Write out every single entry exactly.

[Begin Material for the task]

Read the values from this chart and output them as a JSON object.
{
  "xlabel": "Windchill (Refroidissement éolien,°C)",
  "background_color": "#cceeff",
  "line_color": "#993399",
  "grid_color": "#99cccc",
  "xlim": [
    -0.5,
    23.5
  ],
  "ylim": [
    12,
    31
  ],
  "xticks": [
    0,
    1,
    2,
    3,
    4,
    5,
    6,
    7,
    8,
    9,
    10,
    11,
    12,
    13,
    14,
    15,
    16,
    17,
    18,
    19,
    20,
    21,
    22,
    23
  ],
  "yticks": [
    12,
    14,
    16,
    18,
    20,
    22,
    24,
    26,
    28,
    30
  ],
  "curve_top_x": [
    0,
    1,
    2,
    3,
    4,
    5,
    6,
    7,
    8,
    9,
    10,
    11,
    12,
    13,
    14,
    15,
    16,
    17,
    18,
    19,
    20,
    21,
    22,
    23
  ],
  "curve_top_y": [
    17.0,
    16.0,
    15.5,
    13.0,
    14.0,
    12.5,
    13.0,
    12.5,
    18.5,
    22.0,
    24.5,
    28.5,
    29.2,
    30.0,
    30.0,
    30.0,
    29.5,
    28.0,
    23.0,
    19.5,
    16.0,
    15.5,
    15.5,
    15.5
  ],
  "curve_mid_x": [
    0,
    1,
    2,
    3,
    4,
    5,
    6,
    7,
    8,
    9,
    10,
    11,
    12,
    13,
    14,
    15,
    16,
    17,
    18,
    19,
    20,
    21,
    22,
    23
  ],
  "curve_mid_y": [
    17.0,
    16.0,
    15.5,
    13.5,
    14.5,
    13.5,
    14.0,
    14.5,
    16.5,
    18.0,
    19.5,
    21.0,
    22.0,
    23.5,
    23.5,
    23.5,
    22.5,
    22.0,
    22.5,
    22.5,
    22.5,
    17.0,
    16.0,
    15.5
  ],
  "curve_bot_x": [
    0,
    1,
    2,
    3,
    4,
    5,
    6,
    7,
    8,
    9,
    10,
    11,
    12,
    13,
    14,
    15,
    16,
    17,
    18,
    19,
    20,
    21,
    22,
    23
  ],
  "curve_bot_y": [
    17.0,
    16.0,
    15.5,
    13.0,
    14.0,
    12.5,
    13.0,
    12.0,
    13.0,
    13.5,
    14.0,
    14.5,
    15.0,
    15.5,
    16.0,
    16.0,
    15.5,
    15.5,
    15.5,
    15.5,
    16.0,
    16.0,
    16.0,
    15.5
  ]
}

[End Material for the task]

Exercise response —
Read the values from this chart and output them as a JSON object.
{
  "xlabel": "Windchill (Refroidissement éolien,°C)",
  "background_color": "#cceeff",
  "line_color": "#993399",
  "grid_color": "#99cccc",
  "xlim": [
    -0.5,
    23.5
  ],
  "ylim": [
    12,
    31
  ],
  "xticks": [
    0,
    1,
    2,
    3,
    4,
    5,
    6,
    7,
    8,
    9,
    10,
    11,
    12,
    13,
    14,
    15,
    16,
    17,
    18,
    19,
    20,
    21,
    22,
    23
  ],
  "yticks": [
    12,
    14,
    16,
    18,
    20,
    22,
    24,
    26,
    28,
    30
  ],
  "curve_top_x": [
    0,
    1,
    2,
    3,
    4,
    5,
    6,
    7,
    8,
    9,
    10,
    11,
    12,
    13,
    14,
    15,
    16,
    17,
    18,
    19,
    20,
    21,
    22,
    23
  ],
  "curve_top_y": [
    17.0,
    16.0,
    15.5,
    13.0,
    14.0,
    12.5,
    13.0,
    12.5,
    18.5,
    22.0,
    24.5,
    28.5,
    29.2,
    30.0,
    30.0,
    30.0,
    29.5,
    28.0,
    23.0,
    19.5,
    16.0,
    15.5,
    15.5,
    15.5
  ],
  "curve_mid_x": [
    0,
    1,
    2,
    3,
    4,
    5,
    6,
    7,
    8,
    9,
    10,
    11,
    12,
    13,
    14,
    15,
    16,
    17,
    18,
    19,
    20,
    21,
    22,
    23
  ],
  "curve_mid_y": [
    17.0,
    16.0,
    15.5,
    13.5,
    14.5,
    13.5,
    14.0,
    14.5,
    16.5,
    18.0,
    19.5,
    21.0,
    22.0,
    23.5,
    23.5,
    23.5,
    22.5,
    22.0,
    22.5,
    22.5,
    22.5,
    17.0,
    16.0,
    15.5
  ],
  "curve_bot_x": [
    0,
    1,
    2,
    3,
    4,
    5,
    6,
    7,
    8,
    9,
    10,
    11,
    12,
    13,
    14,
    15,
    16,
    17,
    18,
    19,
    20,
    21,
    22,
    23
  ],
  "curve_bot_y": [
    17.0,
    16.0,
    15.5,
    13.0,
    14.0,
    12.5,
    13.0,
    12.0,
    13.0,
    13.5,
    14.0,
    14.5,
    15.0,
    15.5,
    16.0,
    16.0,
    15.5,
    15.5,
    15.5,
    15.5,
    16.0,
    16.0,
    16.0,
    15.5
  ]
}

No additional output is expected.